# Task to complete:
Lift every line from the entries that includes the word "dislike".

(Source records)
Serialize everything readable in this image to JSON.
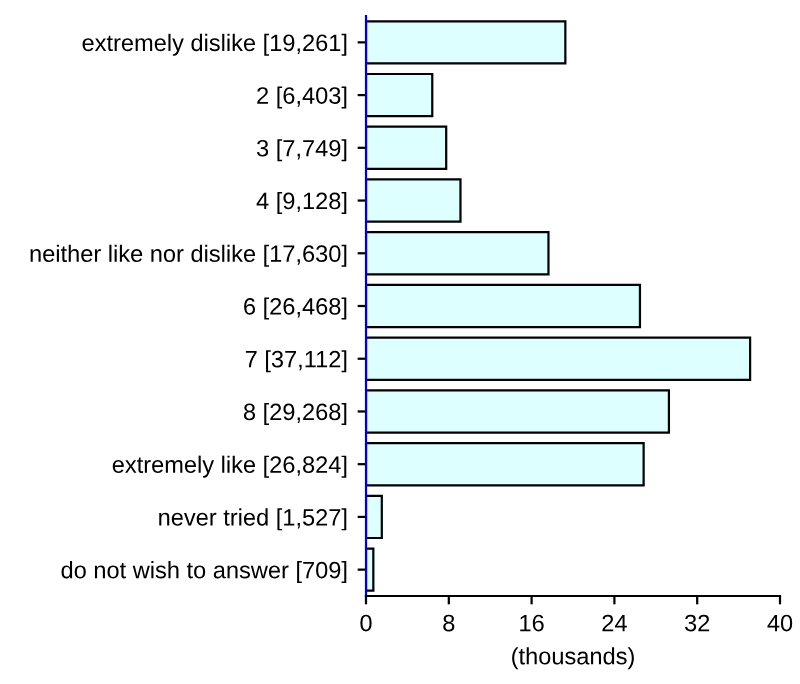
{
  "chart_data": {
    "type": "bar",
    "orientation": "horizontal",
    "categories": [
      "extremely dislike [19,261]",
      "2 [6,403]",
      "3 [7,749]",
      "4 [9,128]",
      "neither like nor dislike [17,630]",
      "6 [26,468]",
      "7 [37,112]",
      "8 [29,268]",
      "extremely like [26,824]",
      "never tried [1,527]",
      "do not wish to answer [709]"
    ],
    "values": [
      19.261,
      6.403,
      7.749,
      9.128,
      17.63,
      26.468,
      37.112,
      29.268,
      26.824,
      1.527,
      0.709
    ],
    "color": "#ddffff",
    "xlim": [
      0,
      40
    ],
    "xticks": [
      0,
      8,
      16,
      24,
      32,
      40
    ],
    "xlabel": "(thousands)",
    "grid": false,
    "legend": false
  }
}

# Solution to this exercise:
      "extremely dislike [19,261]",
      "neither like nor dislike [17,630]",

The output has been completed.